## Exercise objective
Write out each line from the data below that includes the word "heading".

## Task data
====================

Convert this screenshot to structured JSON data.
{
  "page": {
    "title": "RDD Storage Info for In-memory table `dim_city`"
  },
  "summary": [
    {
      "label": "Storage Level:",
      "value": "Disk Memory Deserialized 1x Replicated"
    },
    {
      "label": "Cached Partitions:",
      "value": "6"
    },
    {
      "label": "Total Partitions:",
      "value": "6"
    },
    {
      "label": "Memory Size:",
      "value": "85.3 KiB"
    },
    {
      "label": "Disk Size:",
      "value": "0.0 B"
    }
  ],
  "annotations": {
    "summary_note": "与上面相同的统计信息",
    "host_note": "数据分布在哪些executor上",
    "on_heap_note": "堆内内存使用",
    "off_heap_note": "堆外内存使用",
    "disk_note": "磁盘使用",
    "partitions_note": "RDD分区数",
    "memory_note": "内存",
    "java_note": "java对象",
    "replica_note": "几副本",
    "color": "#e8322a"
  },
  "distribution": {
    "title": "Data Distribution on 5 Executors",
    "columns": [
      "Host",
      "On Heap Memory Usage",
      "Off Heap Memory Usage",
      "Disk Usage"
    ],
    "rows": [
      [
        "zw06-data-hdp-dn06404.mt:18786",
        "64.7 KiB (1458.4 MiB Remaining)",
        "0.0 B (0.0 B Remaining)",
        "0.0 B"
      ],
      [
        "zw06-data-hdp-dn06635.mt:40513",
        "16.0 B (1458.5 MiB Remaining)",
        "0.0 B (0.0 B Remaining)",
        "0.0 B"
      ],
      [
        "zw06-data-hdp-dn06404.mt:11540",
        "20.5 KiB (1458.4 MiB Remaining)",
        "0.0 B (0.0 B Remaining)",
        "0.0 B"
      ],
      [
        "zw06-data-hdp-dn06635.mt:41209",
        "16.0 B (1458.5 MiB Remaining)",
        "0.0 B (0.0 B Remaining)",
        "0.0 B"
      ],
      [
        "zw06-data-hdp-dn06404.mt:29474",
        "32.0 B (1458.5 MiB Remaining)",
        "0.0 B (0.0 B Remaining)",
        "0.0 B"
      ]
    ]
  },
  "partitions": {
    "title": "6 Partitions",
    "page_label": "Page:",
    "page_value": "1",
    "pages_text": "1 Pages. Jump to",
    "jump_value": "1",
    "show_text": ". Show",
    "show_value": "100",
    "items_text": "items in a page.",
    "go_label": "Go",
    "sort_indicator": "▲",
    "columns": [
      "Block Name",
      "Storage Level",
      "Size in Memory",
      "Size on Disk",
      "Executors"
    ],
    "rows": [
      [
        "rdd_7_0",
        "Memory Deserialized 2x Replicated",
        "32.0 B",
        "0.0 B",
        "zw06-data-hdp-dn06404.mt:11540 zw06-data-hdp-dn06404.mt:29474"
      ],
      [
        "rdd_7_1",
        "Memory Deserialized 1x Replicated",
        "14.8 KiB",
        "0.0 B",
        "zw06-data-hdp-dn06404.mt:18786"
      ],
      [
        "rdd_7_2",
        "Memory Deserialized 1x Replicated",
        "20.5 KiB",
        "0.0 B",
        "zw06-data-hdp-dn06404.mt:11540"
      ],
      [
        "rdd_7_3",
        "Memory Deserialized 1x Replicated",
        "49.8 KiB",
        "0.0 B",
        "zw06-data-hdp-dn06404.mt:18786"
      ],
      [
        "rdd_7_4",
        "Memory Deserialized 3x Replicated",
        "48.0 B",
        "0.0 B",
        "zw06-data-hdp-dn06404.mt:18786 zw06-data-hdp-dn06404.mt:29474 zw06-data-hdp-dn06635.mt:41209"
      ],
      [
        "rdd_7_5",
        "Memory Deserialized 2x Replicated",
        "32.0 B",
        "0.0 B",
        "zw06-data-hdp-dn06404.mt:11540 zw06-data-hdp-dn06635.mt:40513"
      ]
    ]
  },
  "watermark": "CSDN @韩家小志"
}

====================

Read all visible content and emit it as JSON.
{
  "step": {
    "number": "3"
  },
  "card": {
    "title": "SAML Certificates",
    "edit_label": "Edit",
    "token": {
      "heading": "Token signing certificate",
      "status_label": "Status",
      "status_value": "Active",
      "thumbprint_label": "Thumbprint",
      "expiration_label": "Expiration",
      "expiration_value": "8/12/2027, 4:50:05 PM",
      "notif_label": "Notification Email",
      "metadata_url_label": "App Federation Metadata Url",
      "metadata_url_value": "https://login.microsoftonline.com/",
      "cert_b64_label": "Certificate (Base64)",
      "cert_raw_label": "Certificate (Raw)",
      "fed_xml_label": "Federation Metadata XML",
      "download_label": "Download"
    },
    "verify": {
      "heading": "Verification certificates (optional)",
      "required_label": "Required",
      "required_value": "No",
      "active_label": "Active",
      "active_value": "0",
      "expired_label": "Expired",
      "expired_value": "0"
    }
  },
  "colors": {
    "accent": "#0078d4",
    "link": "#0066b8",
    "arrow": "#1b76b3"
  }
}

====================

## Finished task
      "heading": "Token signing certificate",
      "heading": "Verification certificates (optional)",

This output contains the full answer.